▸ **EXERCISE DESCRIPTION**:
Return the listing below word for word.

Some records
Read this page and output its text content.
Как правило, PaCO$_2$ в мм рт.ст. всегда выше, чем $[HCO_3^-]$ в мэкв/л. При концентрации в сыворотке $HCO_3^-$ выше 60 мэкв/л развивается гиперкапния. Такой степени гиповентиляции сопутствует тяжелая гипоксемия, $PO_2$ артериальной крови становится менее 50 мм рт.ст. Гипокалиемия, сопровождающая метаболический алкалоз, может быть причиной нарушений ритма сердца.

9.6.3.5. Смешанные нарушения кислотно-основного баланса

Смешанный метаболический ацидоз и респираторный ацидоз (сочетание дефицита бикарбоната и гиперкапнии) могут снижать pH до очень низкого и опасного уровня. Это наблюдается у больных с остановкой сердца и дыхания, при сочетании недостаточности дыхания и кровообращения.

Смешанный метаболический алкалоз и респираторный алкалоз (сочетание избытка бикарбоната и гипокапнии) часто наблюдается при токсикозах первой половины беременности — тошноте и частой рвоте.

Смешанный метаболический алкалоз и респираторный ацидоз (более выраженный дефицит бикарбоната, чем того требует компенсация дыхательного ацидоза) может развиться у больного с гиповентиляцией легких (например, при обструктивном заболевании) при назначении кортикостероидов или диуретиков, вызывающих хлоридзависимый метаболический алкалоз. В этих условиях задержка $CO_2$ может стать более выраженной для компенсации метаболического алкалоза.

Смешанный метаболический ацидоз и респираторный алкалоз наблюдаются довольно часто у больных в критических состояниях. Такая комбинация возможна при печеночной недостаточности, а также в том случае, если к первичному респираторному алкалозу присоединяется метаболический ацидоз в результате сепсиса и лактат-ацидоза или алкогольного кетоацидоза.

▸ **TASK OUTPUT**:
Read this page and output its text content.
Как правило, PaCO$_2$ в мм рт.ст. всегда выше, чем $[HCO_3^-]$ в мэкв/л. При концентрации в сыворотке $HCO_3^-$ выше 60 мэкв/л развивается гиперкапния. Такой степени гиповентиляции сопутствует тяжелая гипоксемия, $PO_2$ артериальной крови становится менее 50 мм рт.ст. Гипокалиемия, сопровождающая метаболический алкалоз, может быть причиной нарушений ритма сердца.

9.6.3.5. Смешанные нарушения кислотно-основного баланса

Смешанный метаболический ацидоз и респираторный ацидоз (сочетание дефицита бикарбоната и гиперкапнии) могут снижать pH до очень низкого и опасного уровня. Это наблюдается у больных с остановкой сердца и дыхания, при сочетании недостаточности дыхания и кровообращения.

Смешанный метаболический алкалоз и респираторный алкалоз (сочетание избытка бикарбоната и гипокапнии) часто наблюдается при токсикозах первой половины беременности — тошноте и частой рвоте.

Смешанный метаболический алкалоз и респираторный ацидоз (более выраженный дефицит бикарбоната, чем того требует компенсация дыхательного ацидоза) может развиться у больного с гиповентиляцией легких (например, при обструктивном заболевании) при назначении кортикостероидов или диуретиков, вызывающих хлоридзависимый метаболический алкалоз. В этих условиях задержка $CO_2$ может стать более выраженной для компенсации метаболического алкалоза.

Смешанный метаболический ацидоз и респираторный алкалоз наблюдаются довольно часто у больных в критических состояниях. Такая комбинация возможна при печеночной недостаточности, а также в том случае, если к первичному респираторному алкалозу присоединяется метаболический ацидоз в результате сепсиса и лактат-ацидоза или алкогольного кетоацидоза.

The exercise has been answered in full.